- _To do_:
Search the data for the string "down" and extract every line where it appears.

──────── Supplied data ────────

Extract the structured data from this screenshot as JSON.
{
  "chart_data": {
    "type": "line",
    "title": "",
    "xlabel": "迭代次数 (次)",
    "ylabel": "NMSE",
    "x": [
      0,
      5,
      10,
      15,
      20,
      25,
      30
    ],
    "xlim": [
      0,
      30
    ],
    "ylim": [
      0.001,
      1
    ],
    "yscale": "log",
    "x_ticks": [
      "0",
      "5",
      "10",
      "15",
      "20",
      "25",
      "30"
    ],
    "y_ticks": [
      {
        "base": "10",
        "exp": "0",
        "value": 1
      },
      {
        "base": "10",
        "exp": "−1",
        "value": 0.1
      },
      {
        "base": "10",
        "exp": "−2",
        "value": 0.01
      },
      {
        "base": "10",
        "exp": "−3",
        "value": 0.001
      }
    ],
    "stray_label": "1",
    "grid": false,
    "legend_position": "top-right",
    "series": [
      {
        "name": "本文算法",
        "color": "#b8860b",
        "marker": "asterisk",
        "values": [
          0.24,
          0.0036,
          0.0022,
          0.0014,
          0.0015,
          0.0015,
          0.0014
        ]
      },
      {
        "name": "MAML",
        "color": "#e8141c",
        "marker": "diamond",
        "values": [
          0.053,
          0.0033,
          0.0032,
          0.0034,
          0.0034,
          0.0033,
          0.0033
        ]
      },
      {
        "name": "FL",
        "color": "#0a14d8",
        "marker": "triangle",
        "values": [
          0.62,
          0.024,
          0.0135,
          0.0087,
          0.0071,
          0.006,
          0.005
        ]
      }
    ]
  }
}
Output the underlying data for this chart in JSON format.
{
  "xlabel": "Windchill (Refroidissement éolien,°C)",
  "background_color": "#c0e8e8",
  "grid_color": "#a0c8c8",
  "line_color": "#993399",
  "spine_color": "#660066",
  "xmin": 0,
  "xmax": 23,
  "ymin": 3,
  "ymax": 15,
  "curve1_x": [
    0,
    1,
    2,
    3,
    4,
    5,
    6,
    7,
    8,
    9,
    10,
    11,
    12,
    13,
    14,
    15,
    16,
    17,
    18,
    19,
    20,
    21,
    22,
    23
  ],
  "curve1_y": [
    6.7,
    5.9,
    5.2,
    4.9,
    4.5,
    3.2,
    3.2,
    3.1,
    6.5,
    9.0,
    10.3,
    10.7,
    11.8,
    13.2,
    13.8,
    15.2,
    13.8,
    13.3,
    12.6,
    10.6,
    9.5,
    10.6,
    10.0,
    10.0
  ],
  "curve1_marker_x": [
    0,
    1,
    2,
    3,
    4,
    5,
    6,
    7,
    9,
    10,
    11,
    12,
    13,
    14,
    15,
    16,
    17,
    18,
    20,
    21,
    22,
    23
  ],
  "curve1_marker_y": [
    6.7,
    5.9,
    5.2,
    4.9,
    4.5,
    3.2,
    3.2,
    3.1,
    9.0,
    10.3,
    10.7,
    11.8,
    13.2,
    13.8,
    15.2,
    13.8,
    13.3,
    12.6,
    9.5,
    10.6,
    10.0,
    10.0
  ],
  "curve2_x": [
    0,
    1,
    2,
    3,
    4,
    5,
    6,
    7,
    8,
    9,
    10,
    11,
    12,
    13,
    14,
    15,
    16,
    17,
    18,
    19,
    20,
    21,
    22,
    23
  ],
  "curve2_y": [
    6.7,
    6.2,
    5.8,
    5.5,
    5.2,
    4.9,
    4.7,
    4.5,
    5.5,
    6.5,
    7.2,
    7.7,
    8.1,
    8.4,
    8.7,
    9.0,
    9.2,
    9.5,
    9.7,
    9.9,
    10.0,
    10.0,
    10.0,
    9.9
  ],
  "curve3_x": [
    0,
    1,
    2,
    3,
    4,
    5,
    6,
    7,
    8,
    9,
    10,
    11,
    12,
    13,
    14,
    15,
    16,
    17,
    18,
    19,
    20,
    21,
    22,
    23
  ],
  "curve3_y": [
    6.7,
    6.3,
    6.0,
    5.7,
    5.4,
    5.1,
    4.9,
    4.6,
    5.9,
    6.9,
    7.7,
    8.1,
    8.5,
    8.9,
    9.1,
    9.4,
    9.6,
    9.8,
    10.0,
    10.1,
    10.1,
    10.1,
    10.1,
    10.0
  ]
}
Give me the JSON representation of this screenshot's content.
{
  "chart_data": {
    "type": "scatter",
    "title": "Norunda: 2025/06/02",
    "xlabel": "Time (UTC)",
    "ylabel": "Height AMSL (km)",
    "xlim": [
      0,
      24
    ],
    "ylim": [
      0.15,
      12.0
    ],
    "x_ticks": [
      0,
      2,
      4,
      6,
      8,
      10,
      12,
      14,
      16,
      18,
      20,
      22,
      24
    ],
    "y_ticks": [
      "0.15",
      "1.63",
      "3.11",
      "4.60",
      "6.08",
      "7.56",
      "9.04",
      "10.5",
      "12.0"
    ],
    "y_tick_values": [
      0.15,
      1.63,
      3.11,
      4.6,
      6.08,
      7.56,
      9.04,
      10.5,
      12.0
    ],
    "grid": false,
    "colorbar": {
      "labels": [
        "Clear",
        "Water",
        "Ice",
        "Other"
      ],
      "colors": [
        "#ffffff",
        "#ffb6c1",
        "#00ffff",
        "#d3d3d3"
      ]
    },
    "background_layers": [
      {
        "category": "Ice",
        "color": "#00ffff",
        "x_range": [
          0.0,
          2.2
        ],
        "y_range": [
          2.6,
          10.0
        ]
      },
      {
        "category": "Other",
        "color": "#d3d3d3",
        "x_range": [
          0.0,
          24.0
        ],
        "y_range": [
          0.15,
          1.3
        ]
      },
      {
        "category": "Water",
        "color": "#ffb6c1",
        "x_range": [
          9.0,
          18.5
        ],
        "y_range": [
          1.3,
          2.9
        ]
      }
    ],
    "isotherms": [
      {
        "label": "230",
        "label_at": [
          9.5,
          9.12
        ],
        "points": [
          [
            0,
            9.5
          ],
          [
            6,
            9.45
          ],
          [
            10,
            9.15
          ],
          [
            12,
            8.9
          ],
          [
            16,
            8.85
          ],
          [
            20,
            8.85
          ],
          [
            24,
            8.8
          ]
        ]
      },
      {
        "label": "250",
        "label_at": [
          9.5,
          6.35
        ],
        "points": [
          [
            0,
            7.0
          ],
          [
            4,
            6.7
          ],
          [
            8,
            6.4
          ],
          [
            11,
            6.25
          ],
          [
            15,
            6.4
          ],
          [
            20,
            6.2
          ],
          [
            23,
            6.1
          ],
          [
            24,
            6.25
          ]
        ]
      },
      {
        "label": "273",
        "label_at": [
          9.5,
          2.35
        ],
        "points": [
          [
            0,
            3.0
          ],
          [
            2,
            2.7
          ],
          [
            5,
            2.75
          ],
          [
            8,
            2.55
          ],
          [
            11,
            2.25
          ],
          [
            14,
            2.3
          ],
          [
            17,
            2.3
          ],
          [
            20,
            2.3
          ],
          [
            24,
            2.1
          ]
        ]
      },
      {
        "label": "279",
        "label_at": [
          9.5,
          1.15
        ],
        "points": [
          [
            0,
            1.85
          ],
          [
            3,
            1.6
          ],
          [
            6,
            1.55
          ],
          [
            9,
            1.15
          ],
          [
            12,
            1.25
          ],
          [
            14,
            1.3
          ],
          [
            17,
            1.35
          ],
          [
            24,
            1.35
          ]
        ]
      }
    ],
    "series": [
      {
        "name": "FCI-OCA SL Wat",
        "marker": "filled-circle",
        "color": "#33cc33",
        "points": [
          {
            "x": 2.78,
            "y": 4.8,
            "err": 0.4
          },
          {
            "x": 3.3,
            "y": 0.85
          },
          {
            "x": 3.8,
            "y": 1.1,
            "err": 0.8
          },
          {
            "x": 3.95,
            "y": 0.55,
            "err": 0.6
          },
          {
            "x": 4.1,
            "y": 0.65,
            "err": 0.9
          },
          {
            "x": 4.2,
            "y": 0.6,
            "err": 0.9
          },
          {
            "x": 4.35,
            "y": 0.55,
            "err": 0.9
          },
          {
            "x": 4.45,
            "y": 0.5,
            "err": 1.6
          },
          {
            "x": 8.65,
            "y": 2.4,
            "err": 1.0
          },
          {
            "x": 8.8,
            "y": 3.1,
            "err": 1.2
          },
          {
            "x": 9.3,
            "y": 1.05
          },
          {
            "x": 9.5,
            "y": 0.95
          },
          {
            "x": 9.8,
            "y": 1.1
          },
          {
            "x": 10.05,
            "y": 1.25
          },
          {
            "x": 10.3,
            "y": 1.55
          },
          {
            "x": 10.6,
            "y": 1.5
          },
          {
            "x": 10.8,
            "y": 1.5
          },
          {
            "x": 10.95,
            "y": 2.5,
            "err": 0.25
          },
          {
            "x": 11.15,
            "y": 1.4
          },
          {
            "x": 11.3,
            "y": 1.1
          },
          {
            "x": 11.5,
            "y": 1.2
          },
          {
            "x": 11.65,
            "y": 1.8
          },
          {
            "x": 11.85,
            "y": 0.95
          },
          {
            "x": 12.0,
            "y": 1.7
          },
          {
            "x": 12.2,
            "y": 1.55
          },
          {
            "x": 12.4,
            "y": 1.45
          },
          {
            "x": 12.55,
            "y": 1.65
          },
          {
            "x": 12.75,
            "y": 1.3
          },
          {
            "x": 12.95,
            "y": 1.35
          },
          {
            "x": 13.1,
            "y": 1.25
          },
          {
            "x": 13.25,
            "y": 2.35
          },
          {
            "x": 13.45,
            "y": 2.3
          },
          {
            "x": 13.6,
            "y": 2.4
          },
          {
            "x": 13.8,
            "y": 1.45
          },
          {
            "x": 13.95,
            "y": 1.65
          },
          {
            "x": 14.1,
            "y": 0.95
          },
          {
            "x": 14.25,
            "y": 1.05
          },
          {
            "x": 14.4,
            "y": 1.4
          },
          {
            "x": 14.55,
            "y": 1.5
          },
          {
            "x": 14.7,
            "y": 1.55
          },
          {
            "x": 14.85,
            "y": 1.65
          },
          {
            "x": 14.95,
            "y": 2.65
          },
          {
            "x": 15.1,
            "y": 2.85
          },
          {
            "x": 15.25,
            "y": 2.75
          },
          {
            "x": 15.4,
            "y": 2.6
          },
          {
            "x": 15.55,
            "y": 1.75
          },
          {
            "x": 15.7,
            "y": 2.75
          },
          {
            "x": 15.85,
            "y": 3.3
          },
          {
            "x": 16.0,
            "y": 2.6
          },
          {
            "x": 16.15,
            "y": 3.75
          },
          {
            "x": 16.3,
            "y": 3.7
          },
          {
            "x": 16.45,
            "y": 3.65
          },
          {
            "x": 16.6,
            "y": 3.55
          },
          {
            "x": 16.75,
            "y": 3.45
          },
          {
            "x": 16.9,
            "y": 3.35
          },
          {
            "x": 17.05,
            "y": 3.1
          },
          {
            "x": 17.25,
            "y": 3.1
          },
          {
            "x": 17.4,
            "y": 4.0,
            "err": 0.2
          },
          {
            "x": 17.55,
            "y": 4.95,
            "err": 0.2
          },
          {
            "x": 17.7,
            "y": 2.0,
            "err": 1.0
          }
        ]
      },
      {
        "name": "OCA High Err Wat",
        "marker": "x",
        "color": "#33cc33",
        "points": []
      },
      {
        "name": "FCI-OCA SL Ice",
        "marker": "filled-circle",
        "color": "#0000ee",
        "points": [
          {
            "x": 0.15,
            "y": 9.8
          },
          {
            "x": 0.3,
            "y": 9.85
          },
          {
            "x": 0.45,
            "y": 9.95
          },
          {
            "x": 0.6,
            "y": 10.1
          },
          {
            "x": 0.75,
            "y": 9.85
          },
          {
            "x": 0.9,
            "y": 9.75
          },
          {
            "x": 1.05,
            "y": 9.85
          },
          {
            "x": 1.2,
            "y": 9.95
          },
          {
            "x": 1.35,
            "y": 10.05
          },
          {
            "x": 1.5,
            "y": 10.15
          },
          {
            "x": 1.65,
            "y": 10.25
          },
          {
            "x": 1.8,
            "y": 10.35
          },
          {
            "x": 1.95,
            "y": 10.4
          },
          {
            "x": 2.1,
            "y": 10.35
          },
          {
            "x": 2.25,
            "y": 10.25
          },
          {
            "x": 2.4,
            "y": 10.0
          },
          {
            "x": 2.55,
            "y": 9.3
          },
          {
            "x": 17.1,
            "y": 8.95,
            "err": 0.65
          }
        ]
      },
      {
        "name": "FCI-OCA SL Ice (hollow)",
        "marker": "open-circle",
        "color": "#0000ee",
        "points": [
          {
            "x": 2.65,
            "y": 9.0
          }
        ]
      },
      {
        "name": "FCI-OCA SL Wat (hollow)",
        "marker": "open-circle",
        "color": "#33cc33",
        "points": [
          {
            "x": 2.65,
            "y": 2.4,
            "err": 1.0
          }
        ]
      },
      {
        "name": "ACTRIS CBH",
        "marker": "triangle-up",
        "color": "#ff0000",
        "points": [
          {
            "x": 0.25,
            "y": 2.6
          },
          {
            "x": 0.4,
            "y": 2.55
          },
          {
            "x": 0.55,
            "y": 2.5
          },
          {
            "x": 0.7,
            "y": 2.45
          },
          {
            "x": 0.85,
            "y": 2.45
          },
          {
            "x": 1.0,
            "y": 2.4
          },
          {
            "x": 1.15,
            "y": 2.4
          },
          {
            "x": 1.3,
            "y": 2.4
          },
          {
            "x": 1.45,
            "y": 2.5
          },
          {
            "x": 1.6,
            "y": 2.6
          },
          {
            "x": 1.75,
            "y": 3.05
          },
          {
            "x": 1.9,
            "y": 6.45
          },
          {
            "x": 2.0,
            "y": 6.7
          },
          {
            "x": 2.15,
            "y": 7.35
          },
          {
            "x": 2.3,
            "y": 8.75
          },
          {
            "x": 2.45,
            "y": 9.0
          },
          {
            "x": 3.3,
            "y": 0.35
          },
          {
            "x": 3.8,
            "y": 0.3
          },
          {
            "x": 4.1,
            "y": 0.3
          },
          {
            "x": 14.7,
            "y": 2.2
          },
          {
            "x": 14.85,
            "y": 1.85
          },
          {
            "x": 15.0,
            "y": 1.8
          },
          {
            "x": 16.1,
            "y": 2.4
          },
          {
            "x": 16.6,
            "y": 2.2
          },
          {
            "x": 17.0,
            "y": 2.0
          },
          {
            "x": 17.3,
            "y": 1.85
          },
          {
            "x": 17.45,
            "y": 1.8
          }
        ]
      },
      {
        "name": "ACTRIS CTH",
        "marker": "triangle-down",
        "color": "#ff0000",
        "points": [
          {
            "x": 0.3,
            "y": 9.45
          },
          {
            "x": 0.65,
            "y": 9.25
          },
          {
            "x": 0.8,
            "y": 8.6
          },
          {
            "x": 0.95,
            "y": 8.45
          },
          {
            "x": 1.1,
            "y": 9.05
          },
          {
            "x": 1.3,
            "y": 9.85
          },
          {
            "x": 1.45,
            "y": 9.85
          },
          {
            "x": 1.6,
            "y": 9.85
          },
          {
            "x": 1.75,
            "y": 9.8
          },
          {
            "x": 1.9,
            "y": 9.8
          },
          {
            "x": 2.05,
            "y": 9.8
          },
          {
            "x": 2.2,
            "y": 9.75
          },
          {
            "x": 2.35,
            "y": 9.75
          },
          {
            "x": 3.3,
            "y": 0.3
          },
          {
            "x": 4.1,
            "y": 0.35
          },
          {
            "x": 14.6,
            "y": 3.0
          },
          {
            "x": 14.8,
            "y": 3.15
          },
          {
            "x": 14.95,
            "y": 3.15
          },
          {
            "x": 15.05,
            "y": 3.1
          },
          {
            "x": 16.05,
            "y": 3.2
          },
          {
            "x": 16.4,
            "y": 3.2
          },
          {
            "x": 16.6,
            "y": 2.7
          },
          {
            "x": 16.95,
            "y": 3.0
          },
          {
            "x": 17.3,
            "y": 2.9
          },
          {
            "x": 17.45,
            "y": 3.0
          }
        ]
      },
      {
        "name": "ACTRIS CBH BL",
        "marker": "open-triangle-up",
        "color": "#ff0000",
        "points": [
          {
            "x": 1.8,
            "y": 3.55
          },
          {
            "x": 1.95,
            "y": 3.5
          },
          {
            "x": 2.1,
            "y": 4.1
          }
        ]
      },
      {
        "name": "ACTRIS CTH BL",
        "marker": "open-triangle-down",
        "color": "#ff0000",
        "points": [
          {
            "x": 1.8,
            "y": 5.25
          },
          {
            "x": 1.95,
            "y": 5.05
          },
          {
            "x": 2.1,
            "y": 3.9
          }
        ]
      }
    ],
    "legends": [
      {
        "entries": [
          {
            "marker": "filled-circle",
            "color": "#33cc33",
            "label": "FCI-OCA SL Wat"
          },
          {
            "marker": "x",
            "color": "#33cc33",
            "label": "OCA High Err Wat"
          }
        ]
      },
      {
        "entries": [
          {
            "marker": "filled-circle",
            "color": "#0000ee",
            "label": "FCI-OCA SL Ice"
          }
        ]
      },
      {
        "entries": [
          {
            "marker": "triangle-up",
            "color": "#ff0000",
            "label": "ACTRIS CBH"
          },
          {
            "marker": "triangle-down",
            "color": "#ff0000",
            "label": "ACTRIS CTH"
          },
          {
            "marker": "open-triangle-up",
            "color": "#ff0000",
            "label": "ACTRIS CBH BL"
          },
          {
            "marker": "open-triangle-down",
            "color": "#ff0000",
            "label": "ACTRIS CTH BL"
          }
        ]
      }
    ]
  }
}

────────

- _Answer in full_:
        "marker": "triangle-down",
        "marker": "open-triangle-down",
            "marker": "triangle-down",
            "marker": "open-triangle-down",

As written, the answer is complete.